Lines of data:
--

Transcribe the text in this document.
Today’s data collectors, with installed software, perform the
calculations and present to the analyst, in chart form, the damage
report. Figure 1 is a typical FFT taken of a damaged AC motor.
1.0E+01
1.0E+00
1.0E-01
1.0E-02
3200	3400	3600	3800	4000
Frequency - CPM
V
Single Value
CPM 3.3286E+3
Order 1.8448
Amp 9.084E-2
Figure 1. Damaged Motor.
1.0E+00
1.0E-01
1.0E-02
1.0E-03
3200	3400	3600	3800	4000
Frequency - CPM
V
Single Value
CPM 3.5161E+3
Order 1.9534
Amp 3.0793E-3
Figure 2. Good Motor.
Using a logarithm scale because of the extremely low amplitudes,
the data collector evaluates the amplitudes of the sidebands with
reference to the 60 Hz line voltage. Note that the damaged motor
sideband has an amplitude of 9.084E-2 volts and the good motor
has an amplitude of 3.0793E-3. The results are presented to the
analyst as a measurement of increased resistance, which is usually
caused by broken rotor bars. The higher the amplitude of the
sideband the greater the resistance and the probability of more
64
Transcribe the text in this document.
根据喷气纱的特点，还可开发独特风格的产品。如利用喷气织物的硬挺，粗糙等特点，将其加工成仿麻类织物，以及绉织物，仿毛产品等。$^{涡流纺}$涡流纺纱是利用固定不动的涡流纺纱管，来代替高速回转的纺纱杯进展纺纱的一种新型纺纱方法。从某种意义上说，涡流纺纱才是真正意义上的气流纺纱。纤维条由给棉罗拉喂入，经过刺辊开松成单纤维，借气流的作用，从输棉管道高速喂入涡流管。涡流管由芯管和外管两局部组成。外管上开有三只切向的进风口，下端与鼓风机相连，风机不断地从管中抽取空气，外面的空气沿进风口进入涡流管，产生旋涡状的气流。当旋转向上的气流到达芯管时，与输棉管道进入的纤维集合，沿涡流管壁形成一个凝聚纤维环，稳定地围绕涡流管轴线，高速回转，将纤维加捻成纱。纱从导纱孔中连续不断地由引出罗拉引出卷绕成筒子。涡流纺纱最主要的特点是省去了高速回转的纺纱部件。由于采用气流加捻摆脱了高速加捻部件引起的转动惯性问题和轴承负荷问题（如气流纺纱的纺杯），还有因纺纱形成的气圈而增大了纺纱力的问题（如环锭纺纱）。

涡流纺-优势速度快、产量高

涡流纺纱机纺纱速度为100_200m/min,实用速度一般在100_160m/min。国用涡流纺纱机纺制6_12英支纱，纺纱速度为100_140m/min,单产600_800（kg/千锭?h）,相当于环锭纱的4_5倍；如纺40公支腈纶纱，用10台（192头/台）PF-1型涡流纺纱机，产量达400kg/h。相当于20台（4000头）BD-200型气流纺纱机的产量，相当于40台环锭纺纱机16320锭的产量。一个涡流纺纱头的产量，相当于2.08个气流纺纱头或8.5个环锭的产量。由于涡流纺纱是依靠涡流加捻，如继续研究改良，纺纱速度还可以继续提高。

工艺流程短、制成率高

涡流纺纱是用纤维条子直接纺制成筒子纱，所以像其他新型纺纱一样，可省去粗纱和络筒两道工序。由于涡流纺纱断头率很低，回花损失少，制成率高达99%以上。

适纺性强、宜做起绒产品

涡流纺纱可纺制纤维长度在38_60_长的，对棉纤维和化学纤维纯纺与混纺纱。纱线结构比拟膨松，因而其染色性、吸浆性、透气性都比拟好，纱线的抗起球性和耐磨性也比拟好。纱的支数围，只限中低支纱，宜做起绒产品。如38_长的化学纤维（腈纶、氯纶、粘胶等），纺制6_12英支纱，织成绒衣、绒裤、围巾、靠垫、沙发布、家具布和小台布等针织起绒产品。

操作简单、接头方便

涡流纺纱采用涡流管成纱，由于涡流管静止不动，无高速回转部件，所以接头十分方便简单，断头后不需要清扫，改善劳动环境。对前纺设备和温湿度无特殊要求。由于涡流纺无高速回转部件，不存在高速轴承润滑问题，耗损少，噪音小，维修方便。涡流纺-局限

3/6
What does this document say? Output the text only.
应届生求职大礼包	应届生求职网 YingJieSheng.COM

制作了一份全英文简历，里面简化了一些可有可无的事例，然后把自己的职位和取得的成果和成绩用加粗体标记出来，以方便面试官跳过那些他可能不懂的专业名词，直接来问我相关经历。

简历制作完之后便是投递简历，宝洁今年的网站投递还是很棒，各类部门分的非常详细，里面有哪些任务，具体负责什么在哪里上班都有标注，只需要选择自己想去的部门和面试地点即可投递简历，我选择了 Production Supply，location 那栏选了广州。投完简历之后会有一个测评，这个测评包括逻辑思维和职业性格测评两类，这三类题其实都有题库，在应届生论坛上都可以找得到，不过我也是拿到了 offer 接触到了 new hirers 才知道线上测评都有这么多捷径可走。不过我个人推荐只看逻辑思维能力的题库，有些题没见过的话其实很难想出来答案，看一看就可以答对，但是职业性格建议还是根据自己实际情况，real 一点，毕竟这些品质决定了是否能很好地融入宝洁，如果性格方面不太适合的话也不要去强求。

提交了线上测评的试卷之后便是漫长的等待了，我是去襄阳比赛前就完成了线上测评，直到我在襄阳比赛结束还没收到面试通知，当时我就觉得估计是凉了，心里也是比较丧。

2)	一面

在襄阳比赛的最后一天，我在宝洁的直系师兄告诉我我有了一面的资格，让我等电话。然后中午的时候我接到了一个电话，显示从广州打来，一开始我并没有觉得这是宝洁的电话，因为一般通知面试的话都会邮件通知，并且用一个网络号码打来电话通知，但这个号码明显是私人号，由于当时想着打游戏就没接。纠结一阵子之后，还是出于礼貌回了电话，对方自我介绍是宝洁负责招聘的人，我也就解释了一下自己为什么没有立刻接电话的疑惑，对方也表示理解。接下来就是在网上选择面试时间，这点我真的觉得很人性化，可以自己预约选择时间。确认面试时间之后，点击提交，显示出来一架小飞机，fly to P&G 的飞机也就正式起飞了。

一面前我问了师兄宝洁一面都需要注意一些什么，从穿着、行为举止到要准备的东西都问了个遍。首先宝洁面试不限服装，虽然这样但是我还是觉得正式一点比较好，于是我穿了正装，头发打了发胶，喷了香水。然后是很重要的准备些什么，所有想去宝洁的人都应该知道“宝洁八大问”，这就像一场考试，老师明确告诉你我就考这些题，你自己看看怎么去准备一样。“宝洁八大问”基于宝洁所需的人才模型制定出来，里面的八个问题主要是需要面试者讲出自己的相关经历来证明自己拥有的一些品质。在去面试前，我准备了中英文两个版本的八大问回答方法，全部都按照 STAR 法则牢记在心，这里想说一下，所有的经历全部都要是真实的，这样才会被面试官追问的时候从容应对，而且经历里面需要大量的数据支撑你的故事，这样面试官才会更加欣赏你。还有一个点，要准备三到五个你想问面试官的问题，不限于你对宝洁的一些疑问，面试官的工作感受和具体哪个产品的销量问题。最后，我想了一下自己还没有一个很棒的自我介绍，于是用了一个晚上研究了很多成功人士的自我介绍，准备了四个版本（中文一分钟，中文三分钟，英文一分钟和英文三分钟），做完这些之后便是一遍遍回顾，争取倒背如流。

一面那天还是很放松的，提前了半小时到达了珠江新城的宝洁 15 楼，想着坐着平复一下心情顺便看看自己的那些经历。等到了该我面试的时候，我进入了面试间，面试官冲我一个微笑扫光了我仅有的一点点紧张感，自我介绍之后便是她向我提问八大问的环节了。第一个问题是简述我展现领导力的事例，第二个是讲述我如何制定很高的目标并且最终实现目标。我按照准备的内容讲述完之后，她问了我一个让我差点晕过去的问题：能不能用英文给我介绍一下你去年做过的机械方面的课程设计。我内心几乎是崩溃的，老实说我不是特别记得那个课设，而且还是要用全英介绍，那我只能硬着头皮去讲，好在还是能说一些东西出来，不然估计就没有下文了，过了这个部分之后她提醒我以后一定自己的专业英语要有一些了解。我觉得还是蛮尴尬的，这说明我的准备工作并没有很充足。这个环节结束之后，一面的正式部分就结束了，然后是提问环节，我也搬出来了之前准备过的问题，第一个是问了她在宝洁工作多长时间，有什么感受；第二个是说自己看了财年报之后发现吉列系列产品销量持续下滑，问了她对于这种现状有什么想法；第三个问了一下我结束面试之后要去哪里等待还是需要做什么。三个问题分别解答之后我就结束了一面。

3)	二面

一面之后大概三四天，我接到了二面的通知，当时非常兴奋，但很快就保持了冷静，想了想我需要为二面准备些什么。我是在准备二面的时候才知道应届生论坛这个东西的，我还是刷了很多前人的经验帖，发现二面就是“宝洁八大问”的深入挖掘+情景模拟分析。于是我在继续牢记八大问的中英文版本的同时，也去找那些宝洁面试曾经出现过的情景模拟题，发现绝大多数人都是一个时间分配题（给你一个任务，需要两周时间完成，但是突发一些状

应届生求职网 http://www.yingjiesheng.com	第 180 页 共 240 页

--

§ REQUIREMENT
Select and copy each line from the data that includes the word "宝洁八大问".

§ FINISHED EXERCISE
一面前我问了师兄宝洁一面都需要注意一些什么，从穿着、行为举止到要准备的东西都问了个遍。首先宝洁面试不限服装，虽然这样但是我还是觉得正式一点比较好，于是我穿了正装，头发打了发胶，喷了香水。然后是很重要的准备些什么，所有想去宝洁的人都应该知道“宝洁八大问”，这就像一场考试，老师明确告诉你我就考这些题，你自己看看怎么去准备一样。“宝洁八大问”基于宝洁所需的人才模型制定出来，里面的八个问题主要是需要面试者讲出自己的相关经历来证明自己拥有的一些品质。在去面试前，我准备了中英文两个版本的八大问回答方法，全部都按照 STAR 法则牢记在心，这里想说一下，所有的经历全部都要是真实的，这样才会被面试官追问的时候从容应对，而且经历里面需要大量的数据支撑你的故事，这样面试官才会更加欣赏你。还有一个点，要准备三到五个你想问面试官的问题，不限于你对宝洁的一些疑问，面试官的工作感受和具体哪个产品的销量问题。最后，我想了一下自己还没有一个很棒的自我介绍，于是用了一个晚上研究了很多成功人士的自我介绍，准备了四个版本（中文一分钟，中文三分钟，英文一分钟和英文三分钟），做完这些之后便是一遍遍回顾，争取倒背如流。
一面之后大概三四天，我接到了二面的通知，当时非常兴奋，但很快就保持了冷静，想了想我需要为二面准备些什么。我是在准备二面的时候才知道应届生论坛这个东西的，我还是刷了很多前人的经验帖，发现二面就是“宝洁八大问”的深入挖掘+情景模拟分析。于是我在继续牢记八大问的中英文版本的同时，也去找那些宝洁面试曾经出现过的情景模拟题，发现绝大多数人都是一个时间分配题（给你一个任务，需要两周时间完成，但是突发一些状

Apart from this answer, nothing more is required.